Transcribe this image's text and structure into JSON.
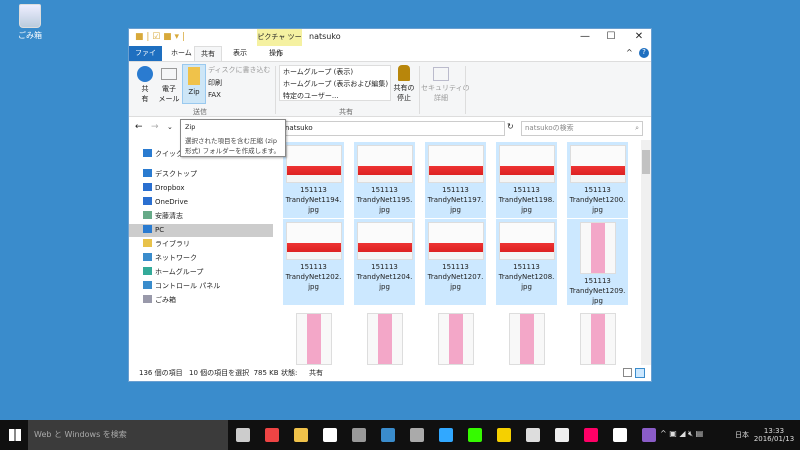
{
  "desktop": {
    "recycle_bin": "ごみ箱"
  },
  "window": {
    "title": "natsuko",
    "context_tab": "ピクチャ ツール",
    "context_subtab": "操作",
    "tabs": [
      "ファイル",
      "ホーム",
      "共有",
      "表示"
    ],
    "ribbon": {
      "share": "共\n有",
      "email": "電子\nメール",
      "zip": "Zip",
      "burn": "ディスクに書き込む",
      "print": "印刷",
      "fax": "FAX",
      "send_group": "送信",
      "homegroup_view": "ホームグループ (表示)",
      "homegroup_edit": "ホームグループ (表示および編集)",
      "specific_users": "特定のユーザー...",
      "share_group": "共有",
      "stop_sharing": "共有の\n停止",
      "security": "セキュリティの\n詳細"
    },
    "address": "natsuko",
    "search_placeholder": "natsukoの検索",
    "tooltip": {
      "title": "Zip",
      "body": "選択された項目を含む圧縮 (zip 形式) フォルダーを作成します。"
    },
    "nav": [
      "クイック",
      "デスクトップ",
      "Dropbox",
      "OneDrive",
      "安藤清志",
      "PC",
      "ライブラリ",
      "ネットワーク",
      "ホームグループ",
      "コントロール パネル",
      "ごみ箱"
    ],
    "files": [
      {
        "line1": "151113",
        "line2": "TrandyNet1194.",
        "line3": "jpg",
        "selected": true,
        "orientation": "landscape"
      },
      {
        "line1": "151113",
        "line2": "TrandyNet1195.",
        "line3": "jpg",
        "selected": true,
        "orientation": "landscape"
      },
      {
        "line1": "151113",
        "line2": "TrandyNet1197.",
        "line3": "jpg",
        "selected": true,
        "orientation": "landscape"
      },
      {
        "line1": "151113",
        "line2": "TrandyNet1198.",
        "line3": "jpg",
        "selected": true,
        "orientation": "landscape"
      },
      {
        "line1": "151113",
        "line2": "TrandyNet1200.",
        "line3": "jpg",
        "selected": true,
        "orientation": "landscape"
      },
      {
        "line1": "151113",
        "line2": "TrandyNet1202.",
        "line3": "jpg",
        "selected": true,
        "orientation": "landscape"
      },
      {
        "line1": "151113",
        "line2": "TrandyNet1204.",
        "line3": "jpg",
        "selected": true,
        "orientation": "landscape"
      },
      {
        "line1": "151113",
        "line2": "TrandyNet1207.",
        "line3": "jpg",
        "selected": true,
        "orientation": "landscape"
      },
      {
        "line1": "151113",
        "line2": "TrandyNet1208.",
        "line3": "jpg",
        "selected": true,
        "orientation": "landscape"
      },
      {
        "line1": "151113",
        "line2": "TrandyNet1209.",
        "line3": "jpg",
        "selected": true,
        "orientation": "portrait"
      },
      {
        "line1": "",
        "line2": "",
        "line3": "",
        "selected": false,
        "orientation": "portrait"
      },
      {
        "line1": "",
        "line2": "",
        "line3": "",
        "selected": false,
        "orientation": "portrait"
      },
      {
        "line1": "",
        "line2": "",
        "line3": "",
        "selected": false,
        "orientation": "portrait"
      },
      {
        "line1": "",
        "line2": "",
        "line3": "",
        "selected": false,
        "orientation": "portrait"
      },
      {
        "line1": "",
        "line2": "",
        "line3": "",
        "selected": false,
        "orientation": "portrait"
      }
    ],
    "status": {
      "count": "136 個の項目",
      "selected": "10 個の項目を選択  785 KB",
      "state": "状態:",
      "state_value": "共有"
    }
  },
  "taskbar": {
    "search": "Web と Windows を検索",
    "lang": "日本",
    "time": "13:33",
    "date": "2016/01/13",
    "apps": [
      "task-view",
      "chrome",
      "explorer",
      "store",
      "app5",
      "thunderbird",
      "app7",
      "photoshop",
      "dreamweaver",
      "app10",
      "app11",
      "app12",
      "itunes",
      "notepad",
      "app15"
    ]
  }
}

◇ ◇ ◇ ◇

- DIRECTIONS: Repeat the records above exactly, omitting every picture.

- THE RESULT:
Transcribe this image's text and structure into JSON.
{
  "desktop": {
    "recycle_bin": "ごみ箱"
  },
  "window": {
    "title": "natsuko",
    "context_tab": "ピクチャ ツール",
    "context_subtab": "操作",
    "tabs": [
      "ファイル",
      "ホーム",
      "共有",
      "表示"
    ],
    "ribbon": {
      "share": "共\n有",
      "email": "電子\nメール",
      "zip": "Zip",
      "burn": "ディスクに書き込む",
      "print": "印刷",
      "fax": "FAX",
      "send_group": "送信",
      "homegroup_view": "ホームグループ (表示)",
      "homegroup_edit": "ホームグループ (表示および編集)",
      "specific_users": "特定のユーザー...",
      "share_group": "共有",
      "stop_sharing": "共有の\n停止",
      "security": "セキュリティの\n詳細"
    },
    "address": "natsuko",
    "search_placeholder": "natsukoの検索",
    "tooltip": {
      "title": "Zip",
      "body": "選択された項目を含む圧縮 (zip 形式) フォルダーを作成します。"
    },
    "nav": [
      "クイック",
      "デスクトップ",
      "Dropbox",
      "OneDrive",
      "安藤清志",
      "PC",
      "ライブラリ",
      "ネットワーク",
      "ホームグループ",
      "コントロール パネル",
      "ごみ箱"
    ],
    "files": [
      {
        "line1": "151113",
        "line2": "TrandyNet1194.",
        "line3": "jpg",
        "selected": true,
        "orientation": "landscape"
      },
      {
        "line1": "151113",
        "line2": "TrandyNet1195.",
        "line3": "jpg",
        "selected": true,
        "orientation": "landscape"
      },
      {
        "line1": "151113",
        "line2": "TrandyNet1197.",
        "line3": "jpg",
        "selected": true,
        "orientation": "landscape"
      },
      {
        "line1": "151113",
        "line2": "TrandyNet1198.",
        "line3": "jpg",
        "selected": true,
        "orientation": "landscape"
      },
      {
        "line1": "151113",
        "line2": "TrandyNet1200.",
        "line3": "jpg",
        "selected": true,
        "orientation": "landscape"
      },
      {
        "line1": "151113",
        "line2": "TrandyNet1202.",
        "line3": "jpg",
        "selected": true,
        "orientation": "landscape"
      },
      {
        "line1": "151113",
        "line2": "TrandyNet1204.",
        "line3": "jpg",
        "selected": true,
        "orientation": "landscape"
      },
      {
        "line1": "151113",
        "line2": "TrandyNet1207.",
        "line3": "jpg",
        "selected": true,
        "orientation": "landscape"
      },
      {
        "line1": "151113",
        "line2": "TrandyNet1208.",
        "line3": "jpg",
        "selected": true,
        "orientation": "landscape"
      },
      {
        "line1": "151113",
        "line2": "TrandyNet1209.",
        "line3": "jpg",
        "selected": true,
        "orientation": "portrait"
      },
      {
        "line1": "",
        "line2": "",
        "line3": "",
        "selected": false,
        "orientation": "portrait"
      },
      {
        "line1": "",
        "line2": "",
        "line3": "",
        "selected": false,
        "orientation": "portrait"
      },
      {
        "line1": "",
        "line2": "",
        "line3": "",
        "selected": false,
        "orientation": "portrait"
      },
      {
        "line1": "",
        "line2": "",
        "line3": "",
        "selected": false,
        "orientation": "portrait"
      },
      {
        "line1": "",
        "line2": "",
        "line3": "",
        "selected": false,
        "orientation": "portrait"
      }
    ],
    "status": {
      "count": "136 個の項目",
      "selected": "10 個の項目を選択  785 KB",
      "state": "状態:",
      "state_value": "共有"
    }
  },
  "taskbar": {
    "search": "Web と Windows を検索",
    "lang": "日本",
    "time": "13:33",
    "date": "2016/01/13",
    "apps": [
      "task-view",
      "chrome",
      "explorer",
      "store",
      "app5",
      "thunderbird",
      "app7",
      "photoshop",
      "dreamweaver",
      "app10",
      "app11",
      "app12",
      "itunes",
      "notepad",
      "app15"
    ]
  }
}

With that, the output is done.